Dataset excerpt
..............................

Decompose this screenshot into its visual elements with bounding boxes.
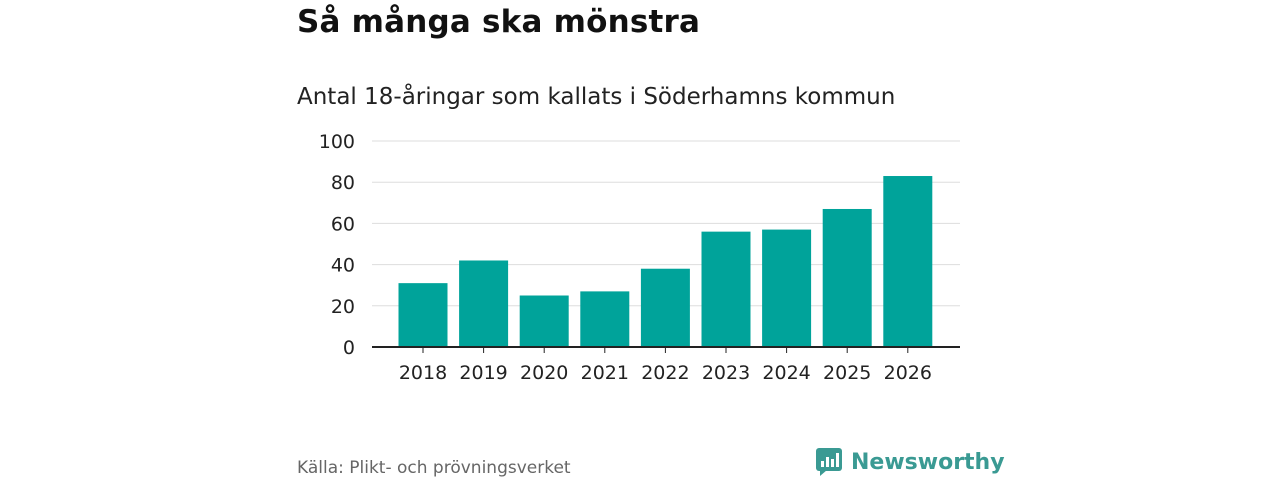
x-tick-label: 2021 xyxy=(581,362,629,384)
chart-title: Så många ska mönstra xyxy=(297,4,701,40)
x-tick-label: 2019 xyxy=(459,362,507,384)
y-axis-ticks: 0 20 40 60 80 100 xyxy=(319,131,355,359)
bar xyxy=(701,231,751,347)
x-tick-label: 2025 xyxy=(823,362,871,384)
x-tick-label: 2022 xyxy=(641,362,689,384)
chart-subtitle: Antal 18-åringar som kallats i Söderhamn… xyxy=(297,84,896,110)
y-tick-label: 80 xyxy=(331,172,355,194)
y-tick-label: 40 xyxy=(331,255,355,277)
brand-logo: Newsworthy xyxy=(815,446,1005,478)
x-tick-label: 2024 xyxy=(762,362,810,384)
x-tick-label: 2018 xyxy=(399,362,447,384)
bar xyxy=(580,291,630,347)
source-note: Källa: Plikt- och prövningsverket xyxy=(297,458,571,478)
bar xyxy=(519,295,569,347)
y-tick-label: 100 xyxy=(319,131,355,153)
bars xyxy=(398,176,933,347)
newsworthy-logo-icon xyxy=(816,448,842,476)
y-tick-label: 0 xyxy=(343,337,355,359)
bar xyxy=(640,268,690,347)
bar xyxy=(762,229,812,347)
x-tick-label: 2023 xyxy=(702,362,750,384)
x-axis-ticks: 2018 2019 2020 2021 2022 2023 2024 2025 2026 xyxy=(399,347,932,384)
brand-name: Newsworthy xyxy=(851,449,1005,475)
y-tick-label: 60 xyxy=(331,213,355,235)
bar xyxy=(883,176,933,347)
y-tick-label: 20 xyxy=(331,296,355,318)
bar xyxy=(398,283,448,347)
x-tick-label: 2020 xyxy=(520,362,568,384)
x-tick-label: 2026 xyxy=(884,362,932,384)
bar xyxy=(459,260,509,347)
bar xyxy=(822,208,872,347)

..............................

=== Set problem ===
Output every line of the records above verbatim, with the pictures left out.

=== Exercise answer ===
Decompose this screenshot into its visual elements with bounding boxes.
x-tick-label: 2021 xyxy=(581,362,629,384)
chart-title: Så många ska mönstra xyxy=(297,4,701,40)
x-tick-label: 2019 xyxy=(459,362,507,384)
y-axis-ticks: 0 20 40 60 80 100 xyxy=(319,131,355,359)
bar xyxy=(701,231,751,347)
x-tick-label: 2025 xyxy=(823,362,871,384)
x-tick-label: 2022 xyxy=(641,362,689,384)
chart-subtitle: Antal 18-åringar som kallats i Söderhamn… xyxy=(297,84,896,110)
y-tick-label: 80 xyxy=(331,172,355,194)
y-tick-label: 40 xyxy=(331,255,355,277)
brand-logo: Newsworthy xyxy=(815,446,1005,478)
x-tick-label: 2024 xyxy=(762,362,810,384)
x-tick-label: 2018 xyxy=(399,362,447,384)
bar xyxy=(580,291,630,347)
source-note: Källa: Plikt- och prövningsverket xyxy=(297,458,571,478)
bar xyxy=(519,295,569,347)
y-tick-label: 100 xyxy=(319,131,355,153)
bars xyxy=(398,176,933,347)
newsworthy-logo-icon xyxy=(816,448,842,476)
y-tick-label: 0 xyxy=(343,337,355,359)
bar xyxy=(640,268,690,347)
bar xyxy=(762,229,812,347)
x-tick-label: 2023 xyxy=(702,362,750,384)
x-axis-ticks: 2018 2019 2020 2021 2022 2023 2024 2025 2026 xyxy=(399,347,932,384)
brand-name: Newsworthy xyxy=(851,449,1005,475)
y-tick-label: 60 xyxy=(331,213,355,235)
bar xyxy=(883,176,933,347)
y-tick-label: 20 xyxy=(331,296,355,318)
bar xyxy=(398,283,448,347)
x-tick-label: 2020 xyxy=(520,362,568,384)
x-tick-label: 2026 xyxy=(884,362,932,384)
bar xyxy=(459,260,509,347)
bar xyxy=(822,208,872,347)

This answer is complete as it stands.